## Prompt
Exactly as written, retype the listing below, omitting the pictures.
# start of Supplied material
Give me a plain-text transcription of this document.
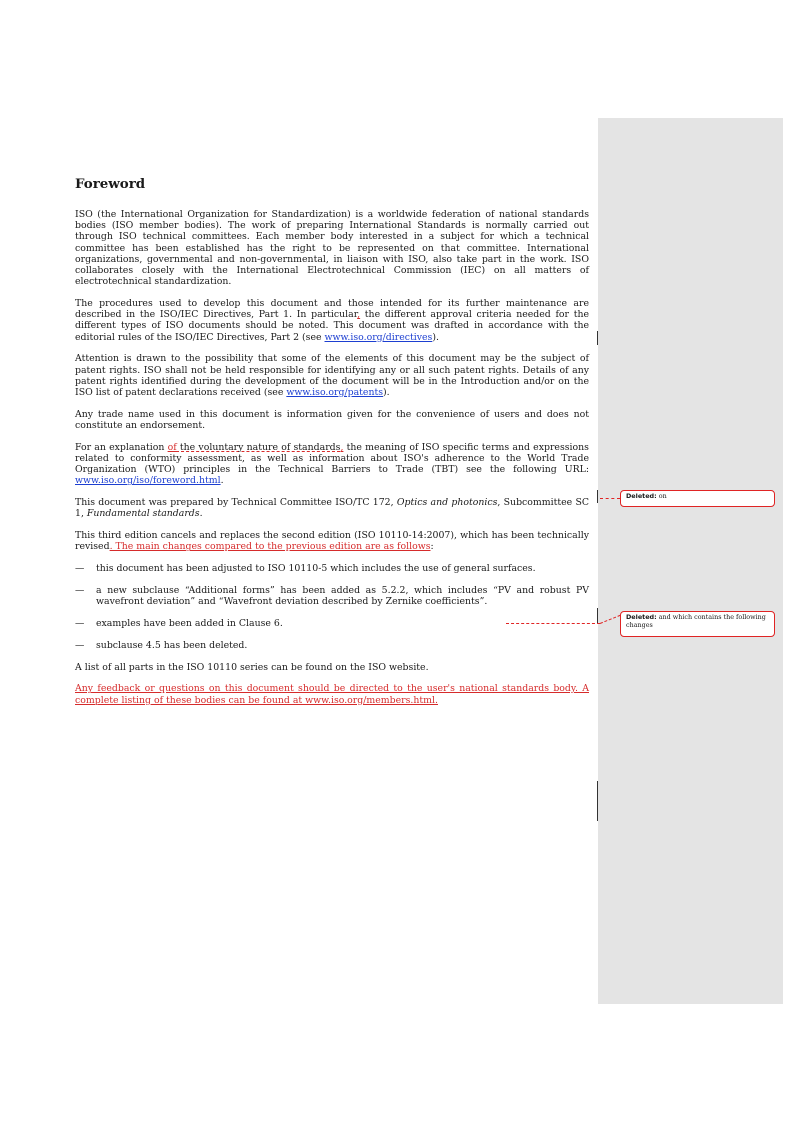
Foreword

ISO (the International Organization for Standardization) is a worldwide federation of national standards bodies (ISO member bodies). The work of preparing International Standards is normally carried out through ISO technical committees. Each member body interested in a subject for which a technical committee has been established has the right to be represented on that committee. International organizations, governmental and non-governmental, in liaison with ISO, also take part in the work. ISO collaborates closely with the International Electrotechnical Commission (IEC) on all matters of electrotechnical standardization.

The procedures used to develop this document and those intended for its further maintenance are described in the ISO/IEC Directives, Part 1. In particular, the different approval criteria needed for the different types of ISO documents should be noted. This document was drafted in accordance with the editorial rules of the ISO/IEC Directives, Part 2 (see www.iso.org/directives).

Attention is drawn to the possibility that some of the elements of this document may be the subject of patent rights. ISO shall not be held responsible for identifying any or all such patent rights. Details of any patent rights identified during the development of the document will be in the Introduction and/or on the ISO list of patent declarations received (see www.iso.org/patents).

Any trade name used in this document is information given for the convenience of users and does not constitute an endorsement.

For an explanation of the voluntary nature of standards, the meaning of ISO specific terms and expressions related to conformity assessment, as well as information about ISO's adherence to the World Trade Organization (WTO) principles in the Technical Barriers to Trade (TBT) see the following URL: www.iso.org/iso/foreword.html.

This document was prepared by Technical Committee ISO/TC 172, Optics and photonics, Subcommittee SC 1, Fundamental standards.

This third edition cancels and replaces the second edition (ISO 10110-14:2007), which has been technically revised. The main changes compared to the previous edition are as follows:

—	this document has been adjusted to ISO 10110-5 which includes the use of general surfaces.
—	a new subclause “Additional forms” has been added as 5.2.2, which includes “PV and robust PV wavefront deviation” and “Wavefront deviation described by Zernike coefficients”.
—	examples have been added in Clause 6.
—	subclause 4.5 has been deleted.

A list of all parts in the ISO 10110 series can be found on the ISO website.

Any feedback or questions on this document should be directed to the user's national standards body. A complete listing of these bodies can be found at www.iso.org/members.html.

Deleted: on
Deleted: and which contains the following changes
# end of Supplied material
## The output
Give me a plain-text transcription of this document.
Foreword

ISO (the International Organization for Standardization) is a worldwide federation of national standards bodies (ISO member bodies). The work of preparing International Standards is normally carried out through ISO technical committees. Each member body interested in a subject for which a technical committee has been established has the right to be represented on that committee. International organizations, governmental and non-governmental, in liaison with ISO, also take part in the work. ISO collaborates closely with the International Electrotechnical Commission (IEC) on all matters of electrotechnical standardization.

The procedures used to develop this document and those intended for its further maintenance are described in the ISO/IEC Directives, Part 1. In particular, the different approval criteria needed for the different types of ISO documents should be noted. This document was drafted in accordance with the editorial rules of the ISO/IEC Directives, Part 2 (see www.iso.org/directives).

Attention is drawn to the possibility that some of the elements of this document may be the subject of patent rights. ISO shall not be held responsible for identifying any or all such patent rights. Details of any patent rights identified during the development of the document will be in the Introduction and/or on the ISO list of patent declarations received (see www.iso.org/patents).

Any trade name used in this document is information given for the convenience of users and does not constitute an endorsement.

For an explanation of the voluntary nature of standards, the meaning of ISO specific terms and expressions related to conformity assessment, as well as information about ISO's adherence to the World Trade Organization (WTO) principles in the Technical Barriers to Trade (TBT) see the following URL: www.iso.org/iso/foreword.html.

This document was prepared by Technical Committee ISO/TC 172, Optics and photonics, Subcommittee SC 1, Fundamental standards.

This third edition cancels and replaces the second edition (ISO 10110-14:2007), which has been technically revised. The main changes compared to the previous edition are as follows:

—	this document has been adjusted to ISO 10110-5 which includes the use of general surfaces.
—	a new subclause “Additional forms” has been added as 5.2.2, which includes “PV and robust PV wavefront deviation” and “Wavefront deviation described by Zernike coefficients”.
—	examples have been added in Clause 6.
—	subclause 4.5 has been deleted.

A list of all parts in the ISO 10110 series can be found on the ISO website.

Any feedback or questions on this document should be directed to the user's national standards body. A complete listing of these bodies can be found at www.iso.org/members.html.

Deleted: on
Deleted: and which contains the following changes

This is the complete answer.